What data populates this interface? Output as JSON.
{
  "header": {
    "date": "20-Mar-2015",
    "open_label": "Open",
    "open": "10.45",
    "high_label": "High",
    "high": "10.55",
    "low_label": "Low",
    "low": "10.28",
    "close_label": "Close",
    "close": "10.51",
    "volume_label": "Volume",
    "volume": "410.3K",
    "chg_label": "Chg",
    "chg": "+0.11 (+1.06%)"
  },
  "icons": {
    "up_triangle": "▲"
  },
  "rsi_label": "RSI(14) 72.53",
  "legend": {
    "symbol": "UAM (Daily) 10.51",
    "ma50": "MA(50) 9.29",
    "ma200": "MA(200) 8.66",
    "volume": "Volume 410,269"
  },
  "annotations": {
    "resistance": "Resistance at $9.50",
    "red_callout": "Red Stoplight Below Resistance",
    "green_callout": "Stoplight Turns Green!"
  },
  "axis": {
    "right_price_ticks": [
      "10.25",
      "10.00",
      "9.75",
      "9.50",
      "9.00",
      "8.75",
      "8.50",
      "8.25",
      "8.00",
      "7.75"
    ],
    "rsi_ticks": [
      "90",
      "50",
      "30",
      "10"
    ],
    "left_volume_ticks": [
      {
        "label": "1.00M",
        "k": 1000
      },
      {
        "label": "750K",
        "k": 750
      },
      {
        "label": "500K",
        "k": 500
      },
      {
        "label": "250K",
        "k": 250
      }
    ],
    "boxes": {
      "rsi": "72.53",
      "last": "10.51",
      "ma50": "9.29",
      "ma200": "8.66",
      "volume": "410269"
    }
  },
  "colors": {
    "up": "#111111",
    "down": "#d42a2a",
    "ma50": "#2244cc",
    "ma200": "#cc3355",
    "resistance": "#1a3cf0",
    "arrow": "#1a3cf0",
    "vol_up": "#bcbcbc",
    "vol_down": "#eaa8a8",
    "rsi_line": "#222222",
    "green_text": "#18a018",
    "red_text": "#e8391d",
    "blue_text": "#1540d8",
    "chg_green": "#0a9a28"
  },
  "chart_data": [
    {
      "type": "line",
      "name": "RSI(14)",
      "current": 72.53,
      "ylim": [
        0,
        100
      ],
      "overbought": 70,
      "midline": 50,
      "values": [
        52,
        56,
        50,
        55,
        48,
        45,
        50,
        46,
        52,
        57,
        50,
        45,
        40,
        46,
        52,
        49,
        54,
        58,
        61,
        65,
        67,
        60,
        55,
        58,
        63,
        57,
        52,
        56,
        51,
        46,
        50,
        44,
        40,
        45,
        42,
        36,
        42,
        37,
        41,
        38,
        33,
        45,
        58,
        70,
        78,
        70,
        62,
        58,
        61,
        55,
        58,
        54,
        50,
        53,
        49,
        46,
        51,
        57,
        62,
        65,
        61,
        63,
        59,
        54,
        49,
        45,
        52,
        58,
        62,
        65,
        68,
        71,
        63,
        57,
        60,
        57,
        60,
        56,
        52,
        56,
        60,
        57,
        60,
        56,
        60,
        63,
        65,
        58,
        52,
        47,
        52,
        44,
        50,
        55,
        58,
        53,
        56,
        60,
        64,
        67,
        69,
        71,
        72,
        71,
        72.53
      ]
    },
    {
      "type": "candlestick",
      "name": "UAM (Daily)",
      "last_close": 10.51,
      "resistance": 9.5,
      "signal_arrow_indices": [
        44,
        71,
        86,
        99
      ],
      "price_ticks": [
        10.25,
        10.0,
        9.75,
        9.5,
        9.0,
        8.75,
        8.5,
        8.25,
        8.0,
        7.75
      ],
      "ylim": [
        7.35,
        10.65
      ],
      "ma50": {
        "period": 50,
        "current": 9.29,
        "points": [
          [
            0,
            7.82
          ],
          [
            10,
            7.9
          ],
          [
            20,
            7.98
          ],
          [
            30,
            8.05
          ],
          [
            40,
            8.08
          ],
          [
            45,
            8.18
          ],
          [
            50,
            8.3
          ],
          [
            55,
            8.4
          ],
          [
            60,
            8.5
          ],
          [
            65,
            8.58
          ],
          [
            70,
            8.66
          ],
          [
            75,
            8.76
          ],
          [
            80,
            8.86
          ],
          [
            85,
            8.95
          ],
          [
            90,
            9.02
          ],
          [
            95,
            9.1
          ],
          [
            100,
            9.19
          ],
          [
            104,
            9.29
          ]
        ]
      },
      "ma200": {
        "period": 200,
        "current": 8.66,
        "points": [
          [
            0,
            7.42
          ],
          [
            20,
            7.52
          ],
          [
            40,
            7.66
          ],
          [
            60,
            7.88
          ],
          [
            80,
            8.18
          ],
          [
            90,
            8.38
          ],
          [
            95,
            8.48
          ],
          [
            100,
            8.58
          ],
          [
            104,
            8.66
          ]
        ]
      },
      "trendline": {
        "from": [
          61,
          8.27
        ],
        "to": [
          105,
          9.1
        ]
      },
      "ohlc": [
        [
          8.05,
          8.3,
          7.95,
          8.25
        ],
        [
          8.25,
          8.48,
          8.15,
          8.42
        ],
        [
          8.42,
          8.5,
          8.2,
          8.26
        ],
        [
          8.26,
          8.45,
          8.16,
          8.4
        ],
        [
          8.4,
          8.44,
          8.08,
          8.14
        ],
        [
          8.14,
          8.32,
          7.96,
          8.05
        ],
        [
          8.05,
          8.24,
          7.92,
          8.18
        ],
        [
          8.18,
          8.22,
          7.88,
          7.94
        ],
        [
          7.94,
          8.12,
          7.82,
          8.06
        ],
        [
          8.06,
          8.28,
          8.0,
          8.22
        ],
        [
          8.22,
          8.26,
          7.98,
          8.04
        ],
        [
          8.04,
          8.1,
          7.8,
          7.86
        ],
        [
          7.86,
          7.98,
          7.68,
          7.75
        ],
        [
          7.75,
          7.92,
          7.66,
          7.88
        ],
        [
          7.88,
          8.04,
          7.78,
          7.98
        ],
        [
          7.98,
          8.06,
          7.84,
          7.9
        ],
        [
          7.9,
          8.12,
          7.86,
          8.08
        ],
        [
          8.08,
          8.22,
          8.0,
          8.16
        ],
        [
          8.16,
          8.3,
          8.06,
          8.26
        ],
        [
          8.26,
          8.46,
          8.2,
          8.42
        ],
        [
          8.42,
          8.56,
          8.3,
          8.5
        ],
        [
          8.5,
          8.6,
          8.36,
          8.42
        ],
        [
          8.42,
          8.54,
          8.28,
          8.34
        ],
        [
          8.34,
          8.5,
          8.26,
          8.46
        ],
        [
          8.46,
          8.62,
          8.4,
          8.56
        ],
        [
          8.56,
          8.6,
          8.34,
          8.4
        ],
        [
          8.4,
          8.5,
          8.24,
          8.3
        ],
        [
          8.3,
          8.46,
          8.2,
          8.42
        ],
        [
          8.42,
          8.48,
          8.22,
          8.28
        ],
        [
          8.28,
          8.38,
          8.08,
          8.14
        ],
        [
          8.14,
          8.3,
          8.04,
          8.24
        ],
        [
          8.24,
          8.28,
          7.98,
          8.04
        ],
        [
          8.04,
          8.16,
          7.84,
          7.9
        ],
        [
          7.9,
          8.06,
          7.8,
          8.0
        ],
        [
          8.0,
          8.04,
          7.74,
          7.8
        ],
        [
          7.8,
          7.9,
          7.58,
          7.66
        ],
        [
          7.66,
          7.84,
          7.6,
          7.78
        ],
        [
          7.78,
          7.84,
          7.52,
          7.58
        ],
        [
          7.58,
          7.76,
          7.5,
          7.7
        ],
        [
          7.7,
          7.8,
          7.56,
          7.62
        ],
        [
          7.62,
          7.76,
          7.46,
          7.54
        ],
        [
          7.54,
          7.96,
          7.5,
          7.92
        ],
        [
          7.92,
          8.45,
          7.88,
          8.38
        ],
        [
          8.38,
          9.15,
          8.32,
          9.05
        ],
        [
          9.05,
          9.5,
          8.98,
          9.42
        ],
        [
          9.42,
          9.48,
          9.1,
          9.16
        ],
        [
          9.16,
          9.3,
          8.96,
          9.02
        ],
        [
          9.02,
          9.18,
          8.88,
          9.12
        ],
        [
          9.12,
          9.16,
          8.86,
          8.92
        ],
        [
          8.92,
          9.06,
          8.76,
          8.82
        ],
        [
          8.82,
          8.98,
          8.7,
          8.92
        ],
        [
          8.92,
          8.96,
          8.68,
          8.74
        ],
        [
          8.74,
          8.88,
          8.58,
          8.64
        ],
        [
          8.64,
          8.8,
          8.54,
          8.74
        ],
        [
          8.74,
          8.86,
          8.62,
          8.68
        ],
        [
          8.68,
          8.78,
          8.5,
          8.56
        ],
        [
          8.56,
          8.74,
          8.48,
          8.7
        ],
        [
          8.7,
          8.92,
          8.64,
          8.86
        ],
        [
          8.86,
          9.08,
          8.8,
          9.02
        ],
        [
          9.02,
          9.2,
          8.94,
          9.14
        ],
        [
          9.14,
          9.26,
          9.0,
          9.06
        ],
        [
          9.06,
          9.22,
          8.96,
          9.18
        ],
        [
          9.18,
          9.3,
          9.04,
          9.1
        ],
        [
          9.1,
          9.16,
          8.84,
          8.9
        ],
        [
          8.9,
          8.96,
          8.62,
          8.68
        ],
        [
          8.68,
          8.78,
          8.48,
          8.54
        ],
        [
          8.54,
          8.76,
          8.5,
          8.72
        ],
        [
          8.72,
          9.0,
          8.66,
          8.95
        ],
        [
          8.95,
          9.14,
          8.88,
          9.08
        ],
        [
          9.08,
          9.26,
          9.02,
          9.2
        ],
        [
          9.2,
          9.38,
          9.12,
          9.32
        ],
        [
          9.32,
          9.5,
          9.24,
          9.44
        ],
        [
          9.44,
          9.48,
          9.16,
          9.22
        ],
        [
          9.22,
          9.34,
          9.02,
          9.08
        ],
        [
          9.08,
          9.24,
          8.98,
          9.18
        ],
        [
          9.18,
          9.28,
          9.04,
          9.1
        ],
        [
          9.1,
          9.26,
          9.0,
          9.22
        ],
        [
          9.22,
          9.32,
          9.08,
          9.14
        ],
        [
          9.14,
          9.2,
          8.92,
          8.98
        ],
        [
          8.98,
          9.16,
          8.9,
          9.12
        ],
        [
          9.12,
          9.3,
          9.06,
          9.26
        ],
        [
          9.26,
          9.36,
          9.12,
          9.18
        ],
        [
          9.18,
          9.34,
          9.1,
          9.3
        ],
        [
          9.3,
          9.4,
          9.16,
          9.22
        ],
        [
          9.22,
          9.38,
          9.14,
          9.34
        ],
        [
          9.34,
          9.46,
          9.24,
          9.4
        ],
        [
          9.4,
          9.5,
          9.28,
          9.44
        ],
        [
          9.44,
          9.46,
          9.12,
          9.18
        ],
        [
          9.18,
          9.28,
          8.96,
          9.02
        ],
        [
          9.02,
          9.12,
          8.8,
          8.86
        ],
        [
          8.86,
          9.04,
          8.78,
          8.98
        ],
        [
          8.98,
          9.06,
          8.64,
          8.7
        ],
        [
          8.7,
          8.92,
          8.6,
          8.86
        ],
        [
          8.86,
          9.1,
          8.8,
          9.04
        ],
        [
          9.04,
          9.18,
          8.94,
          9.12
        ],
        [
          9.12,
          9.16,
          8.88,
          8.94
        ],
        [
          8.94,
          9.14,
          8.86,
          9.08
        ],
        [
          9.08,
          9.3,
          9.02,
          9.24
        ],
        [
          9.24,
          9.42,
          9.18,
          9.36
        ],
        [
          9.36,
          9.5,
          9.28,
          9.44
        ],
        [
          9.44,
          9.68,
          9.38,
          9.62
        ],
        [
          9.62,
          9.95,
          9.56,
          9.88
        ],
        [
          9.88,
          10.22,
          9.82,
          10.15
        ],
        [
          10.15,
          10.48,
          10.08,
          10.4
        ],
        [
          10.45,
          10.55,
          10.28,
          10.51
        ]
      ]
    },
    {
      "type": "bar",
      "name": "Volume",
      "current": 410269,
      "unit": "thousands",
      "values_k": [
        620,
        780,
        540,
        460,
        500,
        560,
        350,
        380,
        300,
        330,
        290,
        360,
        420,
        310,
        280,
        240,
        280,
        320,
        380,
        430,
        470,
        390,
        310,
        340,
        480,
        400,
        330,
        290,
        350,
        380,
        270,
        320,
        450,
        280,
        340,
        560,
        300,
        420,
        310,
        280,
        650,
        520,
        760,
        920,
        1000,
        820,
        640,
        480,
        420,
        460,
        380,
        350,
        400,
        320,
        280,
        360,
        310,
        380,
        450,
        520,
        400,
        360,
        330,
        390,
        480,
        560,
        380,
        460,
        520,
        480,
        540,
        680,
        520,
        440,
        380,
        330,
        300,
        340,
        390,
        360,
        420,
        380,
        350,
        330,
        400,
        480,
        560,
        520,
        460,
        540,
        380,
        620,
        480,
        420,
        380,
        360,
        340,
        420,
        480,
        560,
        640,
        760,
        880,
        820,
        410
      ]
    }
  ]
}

-=-=-

▸ Challenge:
Return every line of the preceding records in which the word "current" appears.

▸ Output for this exercise:
      "current": 72.53,
        "current": 9.29,
        "current": 8.66,
      "current": 410269,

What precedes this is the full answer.